Copy each line of the entries beneath that contains the word "from".

Structured figure records:
---
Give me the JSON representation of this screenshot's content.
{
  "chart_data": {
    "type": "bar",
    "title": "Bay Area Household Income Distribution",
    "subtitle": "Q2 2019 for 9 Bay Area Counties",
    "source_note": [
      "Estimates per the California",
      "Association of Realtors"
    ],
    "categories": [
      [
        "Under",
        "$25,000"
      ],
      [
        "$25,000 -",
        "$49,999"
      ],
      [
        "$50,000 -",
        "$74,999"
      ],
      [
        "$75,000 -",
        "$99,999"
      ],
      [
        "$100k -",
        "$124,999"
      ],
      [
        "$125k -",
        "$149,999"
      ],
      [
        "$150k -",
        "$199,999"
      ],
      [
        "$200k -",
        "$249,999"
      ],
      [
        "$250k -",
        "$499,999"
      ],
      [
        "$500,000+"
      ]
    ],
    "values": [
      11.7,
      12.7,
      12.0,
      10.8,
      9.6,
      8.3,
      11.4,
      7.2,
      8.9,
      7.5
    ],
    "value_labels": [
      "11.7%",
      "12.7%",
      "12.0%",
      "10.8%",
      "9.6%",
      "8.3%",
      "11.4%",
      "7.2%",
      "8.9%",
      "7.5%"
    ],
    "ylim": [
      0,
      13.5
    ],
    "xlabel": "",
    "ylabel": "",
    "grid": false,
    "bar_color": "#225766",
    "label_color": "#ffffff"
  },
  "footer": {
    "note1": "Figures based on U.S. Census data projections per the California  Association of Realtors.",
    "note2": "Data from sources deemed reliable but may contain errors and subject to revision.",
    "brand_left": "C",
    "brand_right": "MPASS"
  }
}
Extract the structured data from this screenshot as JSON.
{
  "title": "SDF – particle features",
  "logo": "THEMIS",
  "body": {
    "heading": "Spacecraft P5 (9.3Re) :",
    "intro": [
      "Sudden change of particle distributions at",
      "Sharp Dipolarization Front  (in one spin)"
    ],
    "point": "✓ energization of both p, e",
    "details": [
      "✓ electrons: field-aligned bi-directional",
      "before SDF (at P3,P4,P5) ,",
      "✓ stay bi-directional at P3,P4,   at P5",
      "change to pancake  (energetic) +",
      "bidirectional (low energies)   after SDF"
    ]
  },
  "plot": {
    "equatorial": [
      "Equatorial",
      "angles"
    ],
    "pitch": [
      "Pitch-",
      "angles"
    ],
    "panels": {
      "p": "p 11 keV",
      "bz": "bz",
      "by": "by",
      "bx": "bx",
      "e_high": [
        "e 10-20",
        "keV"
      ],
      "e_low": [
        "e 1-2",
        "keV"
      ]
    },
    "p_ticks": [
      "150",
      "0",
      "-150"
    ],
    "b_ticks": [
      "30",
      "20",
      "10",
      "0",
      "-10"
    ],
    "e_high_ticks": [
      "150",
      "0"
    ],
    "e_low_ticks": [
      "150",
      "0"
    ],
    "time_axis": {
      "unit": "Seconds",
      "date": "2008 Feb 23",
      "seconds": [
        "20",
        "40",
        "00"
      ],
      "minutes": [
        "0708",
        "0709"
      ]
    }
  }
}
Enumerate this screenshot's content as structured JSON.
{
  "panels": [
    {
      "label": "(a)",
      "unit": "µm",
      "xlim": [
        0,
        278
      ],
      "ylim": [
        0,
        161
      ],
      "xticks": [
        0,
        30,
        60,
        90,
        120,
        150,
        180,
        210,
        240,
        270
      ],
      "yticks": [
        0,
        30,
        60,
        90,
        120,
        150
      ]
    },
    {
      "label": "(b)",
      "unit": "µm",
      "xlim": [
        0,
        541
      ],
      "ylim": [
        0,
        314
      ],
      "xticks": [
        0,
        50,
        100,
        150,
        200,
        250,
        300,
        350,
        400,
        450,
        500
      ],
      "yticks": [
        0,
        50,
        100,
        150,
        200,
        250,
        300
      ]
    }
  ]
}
---
§ SOLUTION TO THIS PROBLEM
    "note2": "Data from sources deemed reliable but may contain errors and subject to revision.",
Extract the structured data from this screenshot as JSON.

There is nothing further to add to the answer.